[start RECORDS]

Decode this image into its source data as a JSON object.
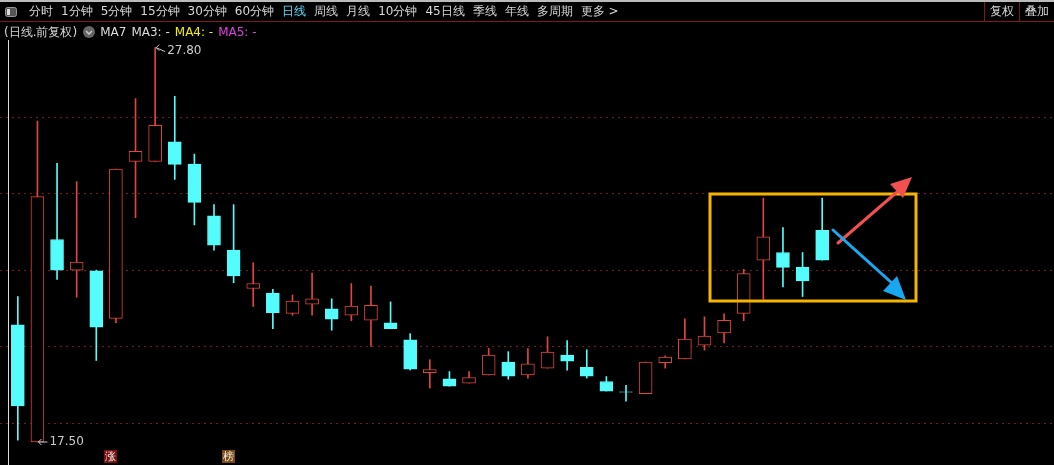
{
  "chart_data": {
    "type": "candlestick",
    "title": "(日线.前复权)",
    "categories": [
      null,
      null,
      null,
      null,
      null,
      null,
      null,
      null,
      null,
      null,
      null,
      null,
      null,
      null,
      null,
      null,
      null,
      null,
      null,
      null,
      null,
      null,
      null,
      null,
      null,
      null,
      null,
      null,
      null,
      null,
      null,
      null,
      null,
      null,
      null,
      null,
      null,
      null,
      null,
      null,
      null,
      null
    ],
    "ohlc": [
      [
        20.56,
        21.3,
        17.55,
        18.44
      ],
      [
        17.5,
        25.88,
        17.5,
        23.91
      ],
      [
        22.79,
        24.78,
        21.75,
        21.99
      ],
      [
        21.99,
        24.3,
        21.28,
        22.2
      ],
      [
        21.97,
        21.99,
        19.63,
        20.5
      ],
      [
        20.73,
        24.63,
        20.62,
        24.63
      ],
      [
        24.83,
        26.47,
        23.36,
        25.09
      ],
      [
        24.83,
        27.8,
        24.83,
        25.77
      ],
      [
        25.34,
        26.53,
        24.36,
        24.75
      ],
      [
        24.76,
        25.02,
        23.17,
        23.76
      ],
      [
        23.41,
        23.7,
        22.51,
        22.64
      ],
      [
        22.51,
        23.7,
        21.66,
        21.84
      ],
      [
        21.51,
        22.18,
        21.04,
        21.64
      ],
      [
        21.39,
        21.49,
        20.46,
        20.88
      ],
      [
        20.86,
        21.34,
        20.81,
        21.18
      ],
      [
        21.1,
        21.91,
        20.81,
        21.24
      ],
      [
        20.98,
        21.24,
        20.42,
        20.71
      ],
      [
        20.81,
        21.64,
        20.67,
        21.05
      ],
      [
        20.68,
        21.57,
        20.0,
        21.07
      ],
      [
        20.61,
        21.16,
        20.46,
        20.46
      ],
      [
        20.17,
        20.33,
        19.38,
        19.4
      ],
      [
        19.31,
        19.65,
        18.91,
        19.39
      ],
      [
        19.15,
        19.34,
        18.96,
        18.96
      ],
      [
        19.04,
        19.34,
        19.04,
        19.18
      ],
      [
        19.25,
        19.95,
        19.25,
        19.77
      ],
      [
        19.59,
        19.86,
        19.14,
        19.22
      ],
      [
        19.25,
        19.94,
        19.17,
        19.54
      ],
      [
        19.43,
        20.25,
        19.43,
        19.85
      ],
      [
        19.77,
        20.15,
        19.38,
        19.61
      ],
      [
        19.45,
        19.91,
        19.17,
        19.22
      ],
      [
        19.08,
        19.21,
        18.83,
        18.83
      ],
      [
        18.81,
        18.98,
        18.57,
        18.8
      ],
      [
        18.76,
        19.59,
        18.76,
        19.59
      ],
      [
        19.57,
        19.75,
        19.43,
        19.72
      ],
      [
        19.67,
        20.72,
        19.67,
        20.19
      ],
      [
        20.03,
        20.77,
        19.9,
        20.27
      ],
      [
        20.35,
        20.85,
        20.09,
        20.68
      ],
      [
        20.86,
        22.01,
        20.67,
        21.9
      ],
      [
        22.25,
        23.87,
        21.23,
        22.86
      ],
      [
        22.45,
        23.1,
        21.55,
        22.06
      ],
      [
        22.07,
        22.45,
        21.3,
        21.71
      ],
      [
        23.03,
        23.87,
        22.25,
        22.25
      ]
    ],
    "colors": [
      "#54fcfc",
      "#e0463c",
      "#54fcfc",
      "#e0463c",
      "#54fcfc",
      "#e0463c",
      "#e0463c",
      "#e0463c",
      "#54fcfc",
      "#54fcfc",
      "#54fcfc",
      "#54fcfc",
      "#e0463c",
      "#54fcfc",
      "#e0463c",
      "#e0463c",
      "#54fcfc",
      "#e0463c",
      "#e0463c",
      "#54fcfc",
      "#54fcfc",
      "#e0463c",
      "#54fcfc",
      "#e0463c",
      "#e0463c",
      "#54fcfc",
      "#e0463c",
      "#e0463c",
      "#54fcfc",
      "#54fcfc",
      "#54fcfc",
      "#54fcfc",
      "#e0463c",
      "#e0463c",
      "#e0463c",
      "#e0463c",
      "#e0463c",
      "#e0463c",
      "#e0463c",
      "#54fcfc",
      "#54fcfc",
      "#54fcfc"
    ],
    "ylim": [
      16.9,
      28.0
    ],
    "yticks": [
      {
        "value": 18,
        "label": null
      },
      {
        "value": 20,
        "label": null
      },
      {
        "value": 22,
        "label": null
      },
      {
        "value": 24,
        "label": null
      },
      {
        "value": 26,
        "label": null
      }
    ],
    "grid": "y",
    "legend": false,
    "tick_labels": false,
    "annotations": [
      "分时",
      "1分钟",
      "5分钟",
      "15分钟",
      "30分钟",
      "60分钟",
      "日线",
      "周线",
      "月线",
      "10分钟",
      "45日线",
      "季线",
      "年线",
      "多周期",
      "更多 >",
      "复权",
      "叠加",
      "MA7",
      "MA3: -",
      "MA4: -",
      "MA5: -",
      "27.80",
      "17.50",
      "涨",
      "榜"
    ]
  }
}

[end RECORDS]

▶ [EXERCISE PROMPT]
Identify every line above with the string "value" in it. Copy those lines.

▶ [REPLY TO THE EXERCISE]
        "value": 18,
        "value": 20,
        "value": 22,
        "value": 24,
        "value": 26,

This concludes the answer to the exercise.